◆ **Task details**: Copy each line of the records that contains the word "afstemming".

◆ **Available data**:
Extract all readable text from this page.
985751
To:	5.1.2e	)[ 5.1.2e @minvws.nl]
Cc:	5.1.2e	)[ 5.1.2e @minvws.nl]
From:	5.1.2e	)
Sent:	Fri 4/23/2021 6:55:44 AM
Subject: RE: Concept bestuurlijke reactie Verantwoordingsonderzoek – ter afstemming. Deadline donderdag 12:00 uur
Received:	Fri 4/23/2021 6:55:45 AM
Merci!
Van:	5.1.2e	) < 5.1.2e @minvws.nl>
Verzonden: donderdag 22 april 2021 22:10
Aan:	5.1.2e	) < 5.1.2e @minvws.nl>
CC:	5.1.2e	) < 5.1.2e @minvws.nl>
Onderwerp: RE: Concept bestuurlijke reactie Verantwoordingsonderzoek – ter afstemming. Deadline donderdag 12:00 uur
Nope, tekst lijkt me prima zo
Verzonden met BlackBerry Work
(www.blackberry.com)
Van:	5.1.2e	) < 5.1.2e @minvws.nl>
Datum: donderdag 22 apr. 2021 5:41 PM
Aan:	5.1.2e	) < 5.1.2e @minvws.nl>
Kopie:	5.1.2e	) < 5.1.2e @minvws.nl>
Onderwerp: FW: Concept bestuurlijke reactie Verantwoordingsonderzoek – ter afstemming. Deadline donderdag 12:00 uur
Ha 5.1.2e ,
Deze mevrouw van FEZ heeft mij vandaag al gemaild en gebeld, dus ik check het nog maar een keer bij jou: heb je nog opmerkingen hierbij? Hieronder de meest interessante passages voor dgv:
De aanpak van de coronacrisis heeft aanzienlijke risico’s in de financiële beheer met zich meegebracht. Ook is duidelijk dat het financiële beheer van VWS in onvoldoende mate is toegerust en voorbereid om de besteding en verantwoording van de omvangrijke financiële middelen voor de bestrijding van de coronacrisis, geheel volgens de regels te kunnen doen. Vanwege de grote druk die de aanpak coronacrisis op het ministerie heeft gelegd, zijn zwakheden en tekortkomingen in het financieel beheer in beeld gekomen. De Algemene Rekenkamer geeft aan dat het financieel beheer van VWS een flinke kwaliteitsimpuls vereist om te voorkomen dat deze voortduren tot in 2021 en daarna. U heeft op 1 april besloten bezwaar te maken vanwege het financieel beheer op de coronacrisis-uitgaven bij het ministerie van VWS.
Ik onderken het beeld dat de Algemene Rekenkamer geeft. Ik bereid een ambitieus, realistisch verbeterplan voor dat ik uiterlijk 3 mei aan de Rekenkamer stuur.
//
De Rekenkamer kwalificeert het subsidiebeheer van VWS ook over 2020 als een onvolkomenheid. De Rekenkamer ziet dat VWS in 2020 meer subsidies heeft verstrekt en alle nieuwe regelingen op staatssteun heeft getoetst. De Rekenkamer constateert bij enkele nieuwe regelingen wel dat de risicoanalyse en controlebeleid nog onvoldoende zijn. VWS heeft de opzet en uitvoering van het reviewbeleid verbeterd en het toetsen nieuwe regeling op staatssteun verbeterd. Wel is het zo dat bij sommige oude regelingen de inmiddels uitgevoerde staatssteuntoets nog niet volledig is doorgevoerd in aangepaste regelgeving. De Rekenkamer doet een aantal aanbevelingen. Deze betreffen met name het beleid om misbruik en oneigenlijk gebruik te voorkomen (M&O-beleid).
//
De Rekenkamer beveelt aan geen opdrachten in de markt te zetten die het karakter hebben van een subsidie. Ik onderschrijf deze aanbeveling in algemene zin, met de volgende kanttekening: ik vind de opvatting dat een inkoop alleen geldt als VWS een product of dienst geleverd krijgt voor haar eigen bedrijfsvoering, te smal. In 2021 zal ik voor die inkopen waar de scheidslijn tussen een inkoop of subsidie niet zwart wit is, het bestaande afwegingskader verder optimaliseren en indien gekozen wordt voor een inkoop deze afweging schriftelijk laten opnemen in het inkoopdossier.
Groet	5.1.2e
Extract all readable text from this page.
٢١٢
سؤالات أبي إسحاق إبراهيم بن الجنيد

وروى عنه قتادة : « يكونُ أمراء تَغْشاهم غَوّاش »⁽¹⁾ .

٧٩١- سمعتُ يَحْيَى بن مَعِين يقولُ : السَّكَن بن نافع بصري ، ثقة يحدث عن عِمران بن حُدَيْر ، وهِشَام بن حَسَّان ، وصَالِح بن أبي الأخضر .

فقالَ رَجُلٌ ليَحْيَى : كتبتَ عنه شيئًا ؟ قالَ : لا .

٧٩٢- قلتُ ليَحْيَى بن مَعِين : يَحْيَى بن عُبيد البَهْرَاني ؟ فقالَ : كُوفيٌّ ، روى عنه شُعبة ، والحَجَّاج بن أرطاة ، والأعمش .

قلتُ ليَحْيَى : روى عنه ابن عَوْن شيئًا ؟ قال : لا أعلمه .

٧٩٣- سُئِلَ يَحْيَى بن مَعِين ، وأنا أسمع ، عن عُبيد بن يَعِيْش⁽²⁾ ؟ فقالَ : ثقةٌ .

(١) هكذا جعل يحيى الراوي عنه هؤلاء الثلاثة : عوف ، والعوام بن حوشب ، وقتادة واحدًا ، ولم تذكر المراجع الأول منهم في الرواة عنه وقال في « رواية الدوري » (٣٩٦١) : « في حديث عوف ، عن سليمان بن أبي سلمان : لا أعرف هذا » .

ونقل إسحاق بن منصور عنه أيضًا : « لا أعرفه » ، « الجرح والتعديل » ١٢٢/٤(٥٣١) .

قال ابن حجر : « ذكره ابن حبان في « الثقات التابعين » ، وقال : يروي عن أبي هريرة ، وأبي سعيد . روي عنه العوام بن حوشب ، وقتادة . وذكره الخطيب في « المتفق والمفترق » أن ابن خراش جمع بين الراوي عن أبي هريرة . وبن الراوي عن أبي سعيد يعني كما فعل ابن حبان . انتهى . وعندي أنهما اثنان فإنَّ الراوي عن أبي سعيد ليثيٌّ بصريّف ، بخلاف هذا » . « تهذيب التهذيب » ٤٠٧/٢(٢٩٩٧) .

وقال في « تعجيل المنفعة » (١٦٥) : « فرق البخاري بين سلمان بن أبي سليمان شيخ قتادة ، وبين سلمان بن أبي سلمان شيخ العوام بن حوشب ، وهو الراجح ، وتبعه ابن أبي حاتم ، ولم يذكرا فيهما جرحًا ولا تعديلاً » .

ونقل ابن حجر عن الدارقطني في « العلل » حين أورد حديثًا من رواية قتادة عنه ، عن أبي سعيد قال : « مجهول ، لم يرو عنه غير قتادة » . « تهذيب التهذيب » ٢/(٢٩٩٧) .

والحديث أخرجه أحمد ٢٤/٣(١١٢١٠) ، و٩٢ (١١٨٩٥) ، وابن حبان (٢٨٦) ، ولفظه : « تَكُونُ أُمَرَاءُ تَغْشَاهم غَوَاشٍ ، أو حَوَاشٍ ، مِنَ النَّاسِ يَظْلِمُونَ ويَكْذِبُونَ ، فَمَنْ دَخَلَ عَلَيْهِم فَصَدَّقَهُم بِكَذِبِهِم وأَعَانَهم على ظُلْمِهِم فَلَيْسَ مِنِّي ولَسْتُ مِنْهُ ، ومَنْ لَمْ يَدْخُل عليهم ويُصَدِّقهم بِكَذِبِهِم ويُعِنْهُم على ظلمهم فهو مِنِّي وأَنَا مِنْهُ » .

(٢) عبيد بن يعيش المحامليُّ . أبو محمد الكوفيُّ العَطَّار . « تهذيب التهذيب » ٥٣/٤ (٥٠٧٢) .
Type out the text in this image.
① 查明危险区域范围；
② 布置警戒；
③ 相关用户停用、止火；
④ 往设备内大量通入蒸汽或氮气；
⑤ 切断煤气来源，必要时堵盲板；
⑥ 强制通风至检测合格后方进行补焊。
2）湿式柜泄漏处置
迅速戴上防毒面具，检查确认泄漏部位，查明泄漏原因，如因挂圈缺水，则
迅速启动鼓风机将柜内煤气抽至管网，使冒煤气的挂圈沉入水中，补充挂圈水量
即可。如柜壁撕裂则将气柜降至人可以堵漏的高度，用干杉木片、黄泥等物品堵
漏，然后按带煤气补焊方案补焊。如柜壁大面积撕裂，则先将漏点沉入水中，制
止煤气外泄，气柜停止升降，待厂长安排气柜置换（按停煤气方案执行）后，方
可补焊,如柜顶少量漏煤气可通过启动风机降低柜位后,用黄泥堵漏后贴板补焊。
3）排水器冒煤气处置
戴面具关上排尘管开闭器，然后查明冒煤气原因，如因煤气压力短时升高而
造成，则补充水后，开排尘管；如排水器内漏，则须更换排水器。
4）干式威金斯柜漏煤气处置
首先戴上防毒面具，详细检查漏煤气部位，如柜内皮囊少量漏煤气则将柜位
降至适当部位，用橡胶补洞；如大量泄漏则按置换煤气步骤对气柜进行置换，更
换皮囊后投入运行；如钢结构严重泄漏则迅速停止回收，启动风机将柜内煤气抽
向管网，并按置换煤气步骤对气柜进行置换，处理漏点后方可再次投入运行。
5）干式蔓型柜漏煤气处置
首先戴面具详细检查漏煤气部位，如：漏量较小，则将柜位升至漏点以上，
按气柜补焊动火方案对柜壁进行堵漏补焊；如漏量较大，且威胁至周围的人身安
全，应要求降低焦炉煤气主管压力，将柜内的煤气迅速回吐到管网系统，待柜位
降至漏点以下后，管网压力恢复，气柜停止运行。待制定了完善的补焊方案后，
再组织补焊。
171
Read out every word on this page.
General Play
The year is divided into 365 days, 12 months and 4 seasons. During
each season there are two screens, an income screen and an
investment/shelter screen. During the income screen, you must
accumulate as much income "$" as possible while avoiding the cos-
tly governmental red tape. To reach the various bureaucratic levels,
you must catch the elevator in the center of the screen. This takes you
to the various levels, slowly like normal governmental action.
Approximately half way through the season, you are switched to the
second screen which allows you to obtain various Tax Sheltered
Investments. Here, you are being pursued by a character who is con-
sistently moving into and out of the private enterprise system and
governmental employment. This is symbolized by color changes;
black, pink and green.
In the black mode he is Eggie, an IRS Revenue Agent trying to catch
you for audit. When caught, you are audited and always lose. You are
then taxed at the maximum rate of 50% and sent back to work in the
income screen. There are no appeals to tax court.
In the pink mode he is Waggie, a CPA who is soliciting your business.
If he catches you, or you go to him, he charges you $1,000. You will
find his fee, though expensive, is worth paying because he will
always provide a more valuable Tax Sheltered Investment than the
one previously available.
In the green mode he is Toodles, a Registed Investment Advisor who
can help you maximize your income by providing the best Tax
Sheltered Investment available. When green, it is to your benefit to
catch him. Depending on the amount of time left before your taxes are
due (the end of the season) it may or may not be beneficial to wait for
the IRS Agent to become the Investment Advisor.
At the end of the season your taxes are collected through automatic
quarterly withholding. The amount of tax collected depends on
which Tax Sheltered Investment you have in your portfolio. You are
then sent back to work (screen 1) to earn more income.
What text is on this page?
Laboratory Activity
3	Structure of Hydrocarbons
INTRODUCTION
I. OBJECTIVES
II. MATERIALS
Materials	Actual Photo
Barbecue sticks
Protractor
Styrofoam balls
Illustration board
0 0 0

◆ **Solution**:
Subject: RE: Concept bestuurlijke reactie Verantwoordingsonderzoek – ter afstemming. Deadline donderdag 12:00 uur
Onderwerp: RE: Concept bestuurlijke reactie Verantwoordingsonderzoek – ter afstemming. Deadline donderdag 12:00 uur
Onderwerp: FW: Concept bestuurlijke reactie Verantwoordingsonderzoek – ter afstemming. Deadline donderdag 12:00 uur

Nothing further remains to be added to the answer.